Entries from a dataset
# # #

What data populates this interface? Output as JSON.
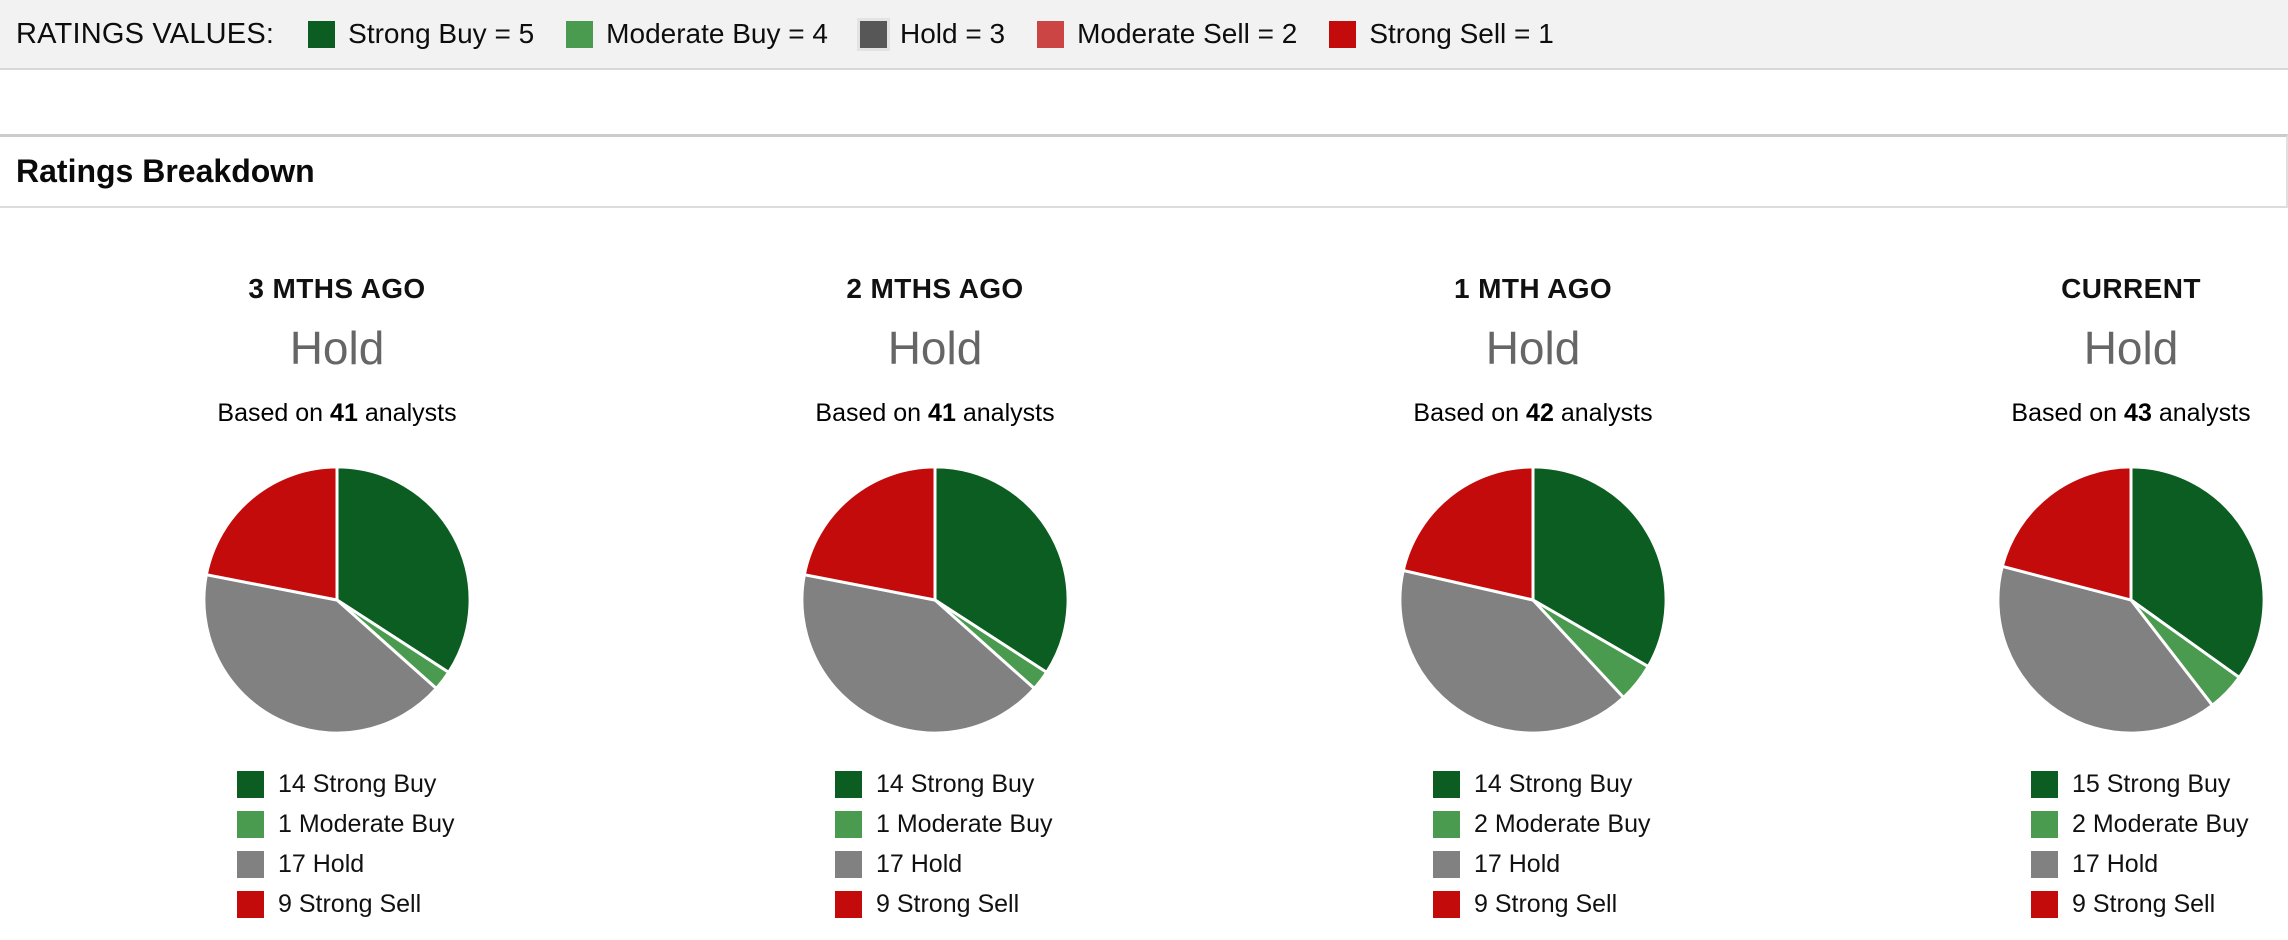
{
  "ratings_values_bar": {
    "label": "RATINGS VALUES:",
    "items": [
      {
        "label": "Strong Buy = 5",
        "color": "#0b5d21"
      },
      {
        "label": "Moderate Buy = 4",
        "color": "#4a9a4f"
      },
      {
        "label": "Hold = 3",
        "color": "#575757"
      },
      {
        "label": "Moderate Sell = 2",
        "color": "#cc4545"
      },
      {
        "label": "Strong Sell = 1",
        "color": "#c40b0b"
      }
    ]
  },
  "section_title": "Ratings Breakdown",
  "chart_data": [
    {
      "type": "pie",
      "period": "3 MTHS AGO",
      "consensus": "Hold",
      "based_on": {
        "prefix": "Based on",
        "count": "41",
        "suffix": "analysts"
      },
      "categories": [
        "Strong Buy",
        "Moderate Buy",
        "Hold",
        "Strong Sell"
      ],
      "values": [
        14,
        1,
        17,
        9
      ],
      "colors": [
        "#0b5d21",
        "#4a9a4f",
        "#818181",
        "#c40b0b"
      ],
      "legend": [
        {
          "text": "14 Strong Buy",
          "color": "#0b5d21"
        },
        {
          "text": "1 Moderate Buy",
          "color": "#4a9a4f"
        },
        {
          "text": "17 Hold",
          "color": "#818181"
        },
        {
          "text": "9 Strong Sell",
          "color": "#c40b0b"
        }
      ]
    },
    {
      "type": "pie",
      "period": "2 MTHS AGO",
      "consensus": "Hold",
      "based_on": {
        "prefix": "Based on",
        "count": "41",
        "suffix": "analysts"
      },
      "categories": [
        "Strong Buy",
        "Moderate Buy",
        "Hold",
        "Strong Sell"
      ],
      "values": [
        14,
        1,
        17,
        9
      ],
      "colors": [
        "#0b5d21",
        "#4a9a4f",
        "#818181",
        "#c40b0b"
      ],
      "legend": [
        {
          "text": "14 Strong Buy",
          "color": "#0b5d21"
        },
        {
          "text": "1 Moderate Buy",
          "color": "#4a9a4f"
        },
        {
          "text": "17 Hold",
          "color": "#818181"
        },
        {
          "text": "9 Strong Sell",
          "color": "#c40b0b"
        }
      ]
    },
    {
      "type": "pie",
      "period": "1 MTH AGO",
      "consensus": "Hold",
      "based_on": {
        "prefix": "Based on",
        "count": "42",
        "suffix": "analysts"
      },
      "categories": [
        "Strong Buy",
        "Moderate Buy",
        "Hold",
        "Strong Sell"
      ],
      "values": [
        14,
        2,
        17,
        9
      ],
      "colors": [
        "#0b5d21",
        "#4a9a4f",
        "#818181",
        "#c40b0b"
      ],
      "legend": [
        {
          "text": "14 Strong Buy",
          "color": "#0b5d21"
        },
        {
          "text": "2 Moderate Buy",
          "color": "#4a9a4f"
        },
        {
          "text": "17 Hold",
          "color": "#818181"
        },
        {
          "text": "9 Strong Sell",
          "color": "#c40b0b"
        }
      ]
    },
    {
      "type": "pie",
      "period": "CURRENT",
      "consensus": "Hold",
      "based_on": {
        "prefix": "Based on",
        "count": "43",
        "suffix": "analysts"
      },
      "categories": [
        "Strong Buy",
        "Moderate Buy",
        "Hold",
        "Strong Sell"
      ],
      "values": [
        15,
        2,
        17,
        9
      ],
      "colors": [
        "#0b5d21",
        "#4a9a4f",
        "#818181",
        "#c40b0b"
      ],
      "legend": [
        {
          "text": "15 Strong Buy",
          "color": "#0b5d21"
        },
        {
          "text": "2 Moderate Buy",
          "color": "#4a9a4f"
        },
        {
          "text": "17 Hold",
          "color": "#818181"
        },
        {
          "text": "9 Strong Sell",
          "color": "#c40b0b"
        }
      ]
    }
  ]
}
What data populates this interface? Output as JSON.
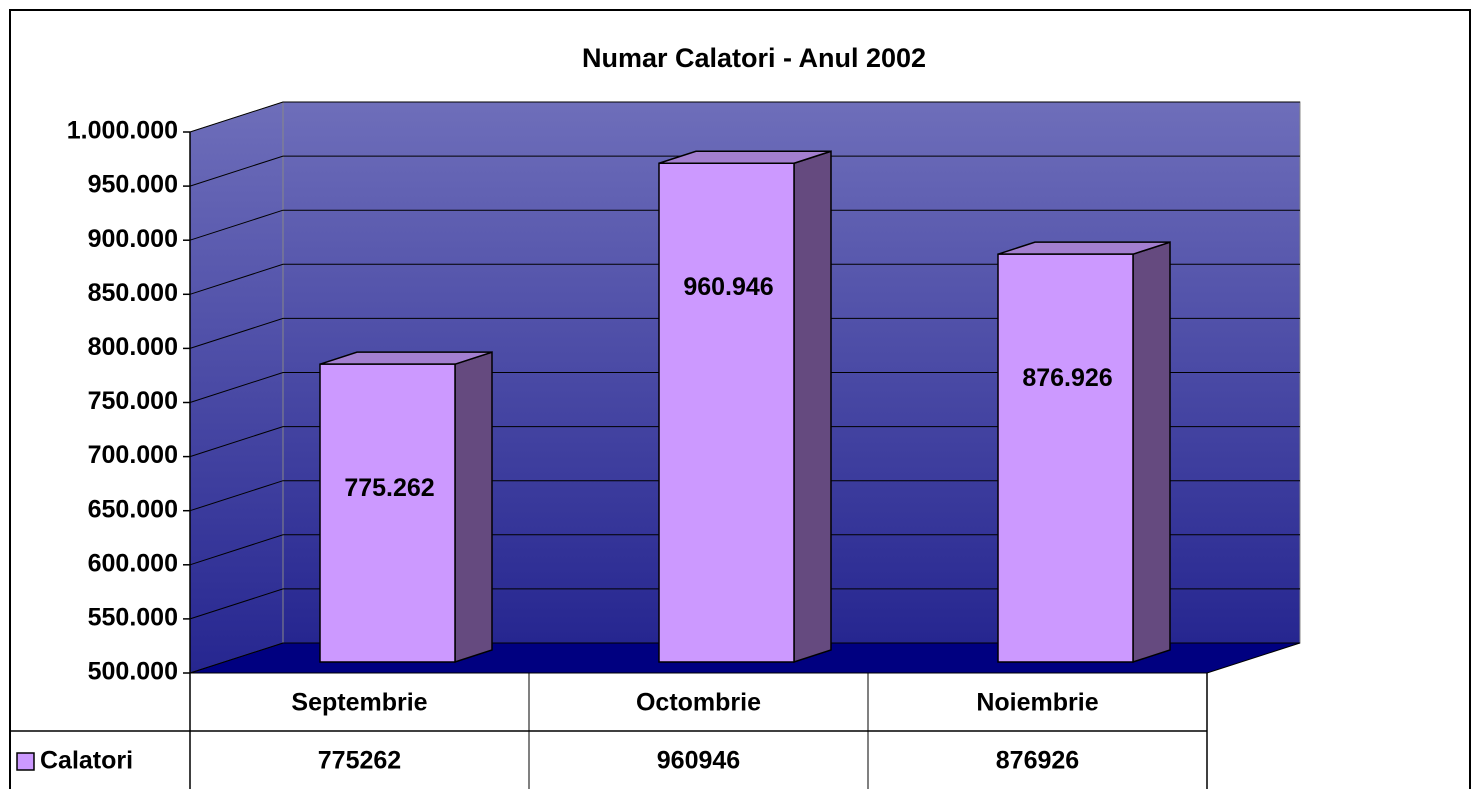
{
  "chart_data": {
    "type": "bar3d",
    "title": "Numar Calatori - Anul 2002",
    "categories": [
      "Septembrie",
      "Octombrie",
      "Noiembrie"
    ],
    "series": [
      {
        "name": "Calatori",
        "color": "#cc99ff",
        "values": [
          775262,
          960946,
          876926
        ],
        "value_labels": [
          "775.262",
          "960.946",
          "876.926"
        ]
      }
    ],
    "ylim": [
      500000,
      1000000
    ],
    "yticks": [
      {
        "value": 500000,
        "label": "500.000"
      },
      {
        "value": 550000,
        "label": "550.000"
      },
      {
        "value": 600000,
        "label": "600.000"
      },
      {
        "value": 650000,
        "label": "650.000"
      },
      {
        "value": 700000,
        "label": "700.000"
      },
      {
        "value": 750000,
        "label": "750.000"
      },
      {
        "value": 800000,
        "label": "800.000"
      },
      {
        "value": 850000,
        "label": "850.000"
      },
      {
        "value": 900000,
        "label": "900.000"
      },
      {
        "value": 950000,
        "label": "950.000"
      },
      {
        "value": 1000000,
        "label": "1.000.000"
      }
    ],
    "grid": true,
    "data_table": true
  }
}
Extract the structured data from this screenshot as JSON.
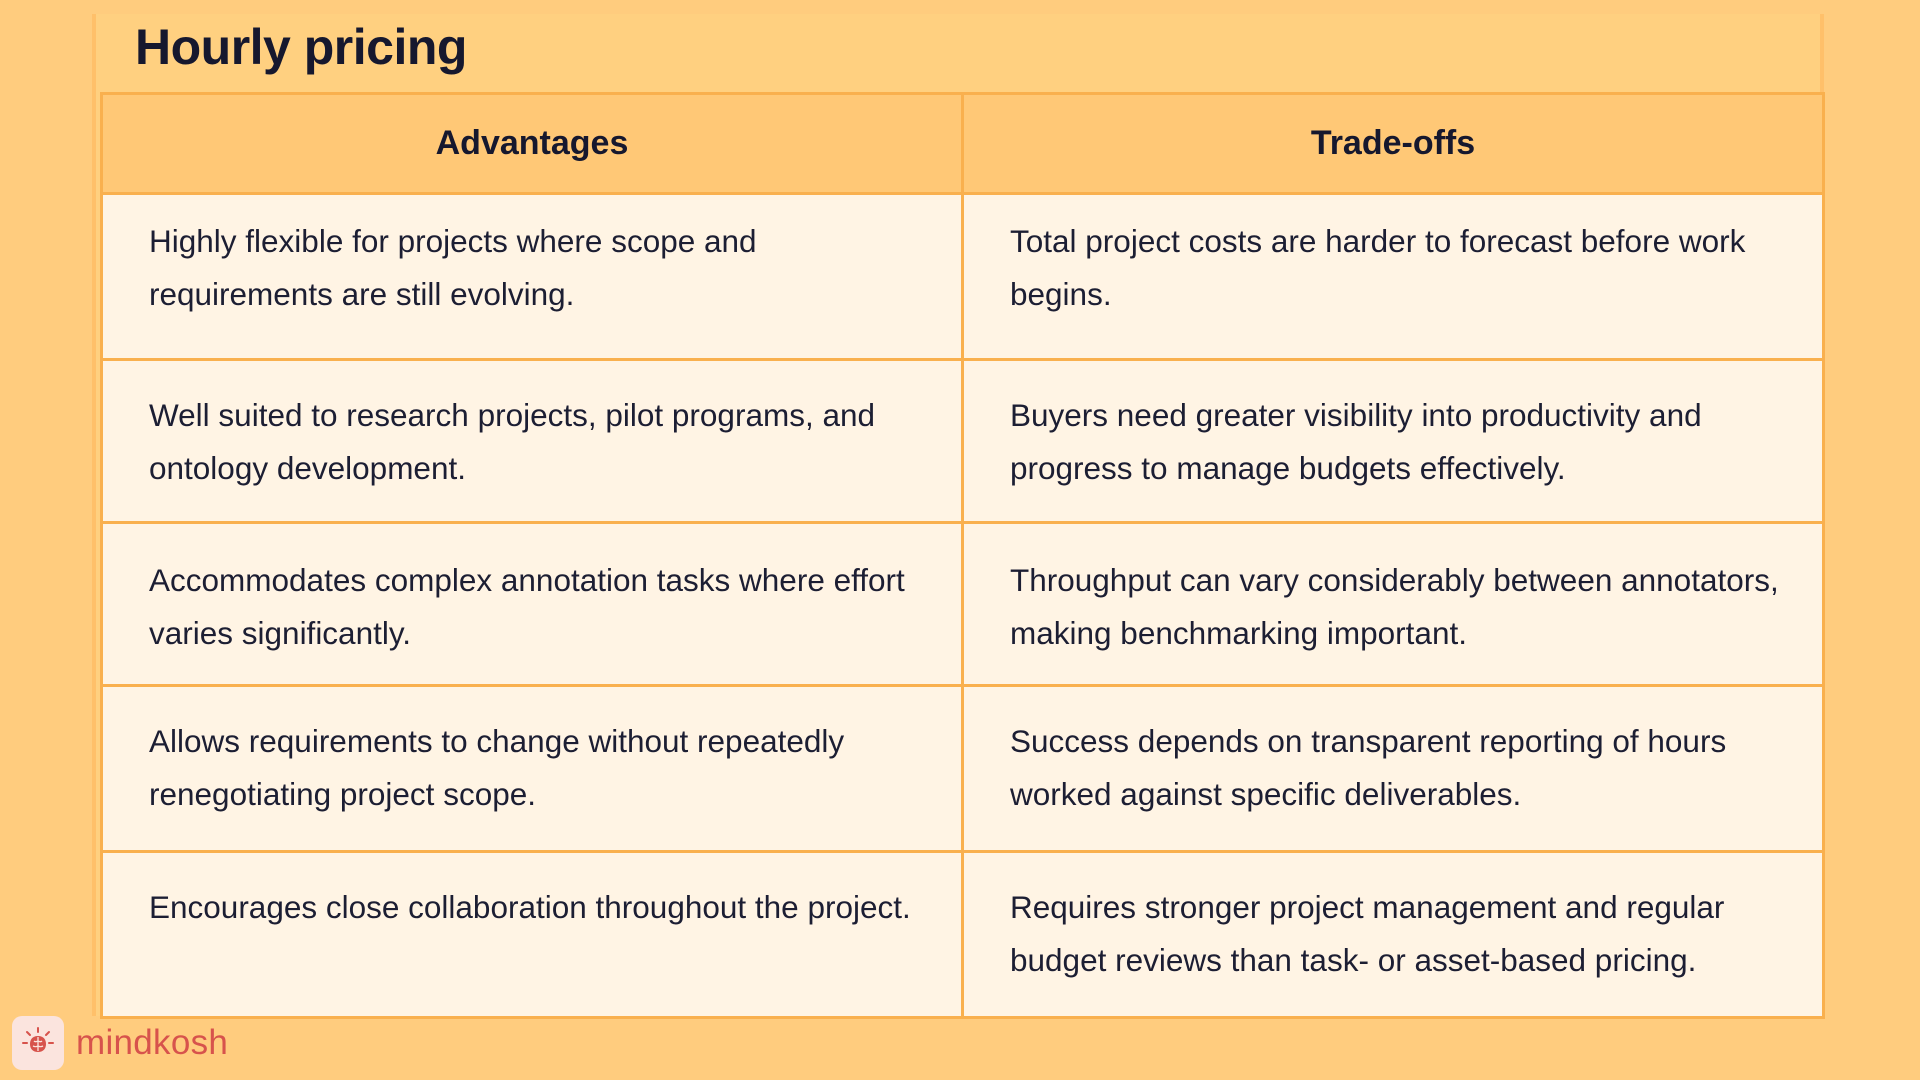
{
  "title": "Hourly pricing",
  "table": {
    "headers": [
      "Advantages",
      "Trade-offs"
    ],
    "rows": [
      {
        "advantage": "Highly flexible for projects where scope and requirements are still evolving.",
        "tradeoff": "Total project costs are harder to forecast before work begins."
      },
      {
        "advantage": "Well suited to research projects, pilot programs, and ontology development.",
        "tradeoff": "Buyers need greater visibility into productivity and progress to manage budgets effectively."
      },
      {
        "advantage": "Accommodates complex annotation tasks where effort varies significantly.",
        "tradeoff": "Throughput can vary considerably between annotators, making benchmarking important."
      },
      {
        "advantage": "Allows requirements to change without repeatedly renegotiating project scope.",
        "tradeoff": "Success depends on transparent reporting of hours worked against specific deliverables."
      },
      {
        "advantage": "Encourages close collaboration throughout the project.",
        "tradeoff": "Requires stronger project management and regular budget reviews than task- or asset-based pricing."
      }
    ]
  },
  "brand": {
    "name": "mindkosh",
    "icon": "brain-icon"
  },
  "colors": {
    "background": "#FFCC7E",
    "header_fill": "#FFC876",
    "cell_fill": "#FFF4E4",
    "border": "#F9B04E",
    "text": "#16182E",
    "brand_accent": "#D7534C"
  }
}
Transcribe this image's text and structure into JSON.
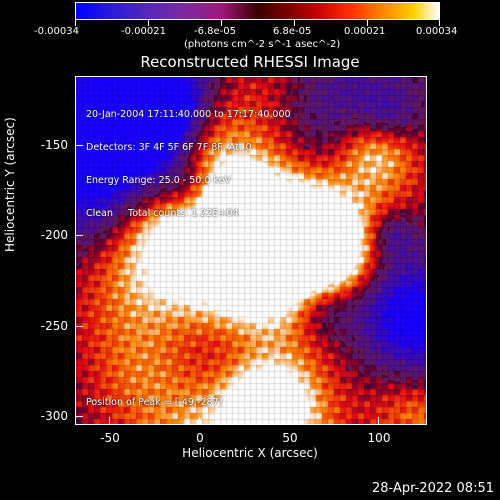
{
  "colorbar": {
    "tick_labels": [
      "-0.00034",
      "-0.00021",
      "-6.8e-05",
      "6.8e-05",
      "0.00021",
      "0.00034"
    ],
    "units_label": "(photons cm^-2 s^-1 asec^-2)"
  },
  "image": {
    "title": "Reconstructed RHESSI Image",
    "info_lines": [
      "20-Jan-2004 17:11:40.000 to 17:17:40.000",
      "Detectors: 3F 4F 5F 6F 7F 8F, Att 0",
      "Energy Range: 25.0 - 50.0 keV",
      "Clean     Total counts: 1.22E+04"
    ],
    "peak_text": "Position of Peak = [-49,-287]"
  },
  "axes": {
    "x_label": "Heliocentric X (arcsec)",
    "y_label": "Heliocentric Y (arcsec)",
    "x_tick_labels": [
      "-50",
      "0",
      "50",
      "100"
    ],
    "y_tick_labels": [
      "-150",
      "-200",
      "-250",
      "-300"
    ]
  },
  "footer": {
    "date_text": "28-Apr-2022 08:51"
  },
  "chart_data": {
    "type": "heatmap",
    "title": "Reconstructed RHESSI Image",
    "xlabel": "Heliocentric X (arcsec)",
    "ylabel": "Heliocentric Y (arcsec)",
    "x_ticks": [
      -50,
      0,
      50,
      100
    ],
    "y_ticks": [
      -150,
      -200,
      -250,
      -300
    ],
    "colorbar_ticks": [
      -0.00034,
      -0.00021,
      -6.8e-05,
      6.8e-05,
      0.00021,
      0.00034
    ],
    "colorbar_units": "(photons cm^-2 s^-1 asec^-2)",
    "peak_position": [
      -49,
      -287
    ]
  }
}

# # #

▶ **Task goal**
Which lines contain "Calatori"? Copy each of them out.

▶ **Finished answer**
    "title": "Numar Calatori - Anul 2002",
        "name": "Calatori",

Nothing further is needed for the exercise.